**TO BE DONE**
Pull every line containing "your" out of the material below.

** START **

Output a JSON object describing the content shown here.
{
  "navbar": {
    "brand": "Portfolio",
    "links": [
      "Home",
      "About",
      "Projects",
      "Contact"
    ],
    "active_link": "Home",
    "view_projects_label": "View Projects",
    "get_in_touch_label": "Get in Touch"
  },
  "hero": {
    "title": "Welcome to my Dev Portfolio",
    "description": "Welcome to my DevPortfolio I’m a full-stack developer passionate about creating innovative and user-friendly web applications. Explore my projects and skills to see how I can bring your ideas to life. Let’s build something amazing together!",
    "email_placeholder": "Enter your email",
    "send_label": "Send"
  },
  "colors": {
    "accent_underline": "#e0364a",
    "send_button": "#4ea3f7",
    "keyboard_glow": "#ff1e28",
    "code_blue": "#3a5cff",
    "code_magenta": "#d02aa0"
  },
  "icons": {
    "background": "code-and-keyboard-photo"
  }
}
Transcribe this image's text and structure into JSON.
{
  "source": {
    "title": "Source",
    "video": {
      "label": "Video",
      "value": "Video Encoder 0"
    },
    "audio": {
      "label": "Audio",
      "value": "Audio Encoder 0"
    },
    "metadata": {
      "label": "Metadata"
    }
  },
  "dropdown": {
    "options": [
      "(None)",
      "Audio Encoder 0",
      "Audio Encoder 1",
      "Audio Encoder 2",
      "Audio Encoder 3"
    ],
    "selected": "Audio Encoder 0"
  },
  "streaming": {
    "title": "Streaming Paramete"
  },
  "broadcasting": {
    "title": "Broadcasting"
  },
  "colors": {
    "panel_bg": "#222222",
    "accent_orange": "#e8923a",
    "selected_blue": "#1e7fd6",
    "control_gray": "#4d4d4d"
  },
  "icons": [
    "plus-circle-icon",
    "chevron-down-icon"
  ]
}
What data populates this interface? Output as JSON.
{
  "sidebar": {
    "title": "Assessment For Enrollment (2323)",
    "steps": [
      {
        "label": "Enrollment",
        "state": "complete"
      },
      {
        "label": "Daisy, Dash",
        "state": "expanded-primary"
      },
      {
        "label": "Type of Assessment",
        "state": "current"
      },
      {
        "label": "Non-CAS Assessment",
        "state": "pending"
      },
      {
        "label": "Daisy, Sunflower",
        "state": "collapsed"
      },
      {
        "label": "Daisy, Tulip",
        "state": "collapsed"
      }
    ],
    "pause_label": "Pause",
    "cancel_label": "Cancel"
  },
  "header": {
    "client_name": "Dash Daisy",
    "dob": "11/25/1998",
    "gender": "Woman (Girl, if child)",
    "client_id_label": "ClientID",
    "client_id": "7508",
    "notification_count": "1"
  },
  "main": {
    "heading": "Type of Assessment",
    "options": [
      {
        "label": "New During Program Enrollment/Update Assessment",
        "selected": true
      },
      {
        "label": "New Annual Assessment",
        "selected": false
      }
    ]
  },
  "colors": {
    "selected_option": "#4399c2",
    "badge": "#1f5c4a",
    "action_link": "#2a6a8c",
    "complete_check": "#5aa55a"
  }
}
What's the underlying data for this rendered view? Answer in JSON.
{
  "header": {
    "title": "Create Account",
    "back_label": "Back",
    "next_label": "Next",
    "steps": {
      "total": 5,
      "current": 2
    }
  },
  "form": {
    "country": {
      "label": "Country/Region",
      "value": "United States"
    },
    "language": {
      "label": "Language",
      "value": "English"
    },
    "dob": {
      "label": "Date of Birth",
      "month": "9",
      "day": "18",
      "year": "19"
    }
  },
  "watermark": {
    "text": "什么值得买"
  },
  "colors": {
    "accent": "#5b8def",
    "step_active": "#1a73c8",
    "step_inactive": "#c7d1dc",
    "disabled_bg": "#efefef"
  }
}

** END **

**TASK RESULT**
    "description": "Welcome to my DevPortfolio I’m a full-stack developer passionate about creating innovative and user-friendly web applications. Explore my projects and skills to see how I can bring your ideas to life. Let’s build something amazing together!",
    "email_placeholder": "Enter your email",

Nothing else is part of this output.